** Dataset items **
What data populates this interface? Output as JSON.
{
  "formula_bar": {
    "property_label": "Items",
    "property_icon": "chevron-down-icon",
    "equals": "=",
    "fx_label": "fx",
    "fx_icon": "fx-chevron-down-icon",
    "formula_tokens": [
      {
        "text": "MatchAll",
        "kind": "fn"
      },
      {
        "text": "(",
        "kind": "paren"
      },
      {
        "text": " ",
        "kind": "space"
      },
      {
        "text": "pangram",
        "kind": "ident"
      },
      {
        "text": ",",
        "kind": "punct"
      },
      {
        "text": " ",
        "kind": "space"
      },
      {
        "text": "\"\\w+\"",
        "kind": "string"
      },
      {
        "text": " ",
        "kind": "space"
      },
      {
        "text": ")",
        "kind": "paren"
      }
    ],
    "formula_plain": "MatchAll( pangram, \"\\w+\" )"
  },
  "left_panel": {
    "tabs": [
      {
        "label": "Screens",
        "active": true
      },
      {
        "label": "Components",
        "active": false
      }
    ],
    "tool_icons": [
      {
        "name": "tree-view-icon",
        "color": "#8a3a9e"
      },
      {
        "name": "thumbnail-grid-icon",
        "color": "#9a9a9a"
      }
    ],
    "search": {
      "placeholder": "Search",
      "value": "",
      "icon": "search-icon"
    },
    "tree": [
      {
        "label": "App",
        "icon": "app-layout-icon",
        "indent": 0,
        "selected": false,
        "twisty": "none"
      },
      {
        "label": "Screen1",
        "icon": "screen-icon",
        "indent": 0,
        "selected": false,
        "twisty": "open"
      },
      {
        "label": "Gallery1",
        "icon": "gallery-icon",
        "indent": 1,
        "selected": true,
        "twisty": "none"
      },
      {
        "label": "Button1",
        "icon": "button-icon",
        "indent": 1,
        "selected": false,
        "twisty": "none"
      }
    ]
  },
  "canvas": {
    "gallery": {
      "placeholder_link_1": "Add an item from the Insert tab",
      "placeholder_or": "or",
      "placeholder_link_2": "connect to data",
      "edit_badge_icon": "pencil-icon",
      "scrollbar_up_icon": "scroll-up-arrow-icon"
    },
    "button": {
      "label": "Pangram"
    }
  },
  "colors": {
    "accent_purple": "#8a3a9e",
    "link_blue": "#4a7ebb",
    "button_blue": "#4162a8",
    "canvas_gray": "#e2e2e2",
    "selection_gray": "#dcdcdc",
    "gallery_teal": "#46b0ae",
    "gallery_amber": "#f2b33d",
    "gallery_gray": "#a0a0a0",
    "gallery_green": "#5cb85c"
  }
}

** Exercise **
Return the listing above in full, character for character.

** Answer for the task **
What data populates this interface? Output as JSON.
{
  "formula_bar": {
    "property_label": "Items",
    "property_icon": "chevron-down-icon",
    "equals": "=",
    "fx_label": "fx",
    "fx_icon": "fx-chevron-down-icon",
    "formula_tokens": [
      {
        "text": "MatchAll",
        "kind": "fn"
      },
      {
        "text": "(",
        "kind": "paren"
      },
      {
        "text": " ",
        "kind": "space"
      },
      {
        "text": "pangram",
        "kind": "ident"
      },
      {
        "text": ",",
        "kind": "punct"
      },
      {
        "text": " ",
        "kind": "space"
      },
      {
        "text": "\"\\w+\"",
        "kind": "string"
      },
      {
        "text": " ",
        "kind": "space"
      },
      {
        "text": ")",
        "kind": "paren"
      }
    ],
    "formula_plain": "MatchAll( pangram, \"\\w+\" )"
  },
  "left_panel": {
    "tabs": [
      {
        "label": "Screens",
        "active": true
      },
      {
        "label": "Components",
        "active": false
      }
    ],
    "tool_icons": [
      {
        "name": "tree-view-icon",
        "color": "#8a3a9e"
      },
      {
        "name": "thumbnail-grid-icon",
        "color": "#9a9a9a"
      }
    ],
    "search": {
      "placeholder": "Search",
      "value": "",
      "icon": "search-icon"
    },
    "tree": [
      {
        "label": "App",
        "icon": "app-layout-icon",
        "indent": 0,
        "selected": false,
        "twisty": "none"
      },
      {
        "label": "Screen1",
        "icon": "screen-icon",
        "indent": 0,
        "selected": false,
        "twisty": "open"
      },
      {
        "label": "Gallery1",
        "icon": "gallery-icon",
        "indent": 1,
        "selected": true,
        "twisty": "none"
      },
      {
        "label": "Button1",
        "icon": "button-icon",
        "indent": 1,
        "selected": false,
        "twisty": "none"
      }
    ]
  },
  "canvas": {
    "gallery": {
      "placeholder_link_1": "Add an item from the Insert tab",
      "placeholder_or": "or",
      "placeholder_link_2": "connect to data",
      "edit_badge_icon": "pencil-icon",
      "scrollbar_up_icon": "scroll-up-arrow-icon"
    },
    "button": {
      "label": "Pangram"
    }
  },
  "colors": {
    "accent_purple": "#8a3a9e",
    "link_blue": "#4a7ebb",
    "button_blue": "#4162a8",
    "canvas_gray": "#e2e2e2",
    "selection_gray": "#dcdcdc",
    "gallery_teal": "#46b0ae",
    "gallery_amber": "#f2b33d",
    "gallery_gray": "#a0a0a0",
    "gallery_green": "#5cb85c"
  }
}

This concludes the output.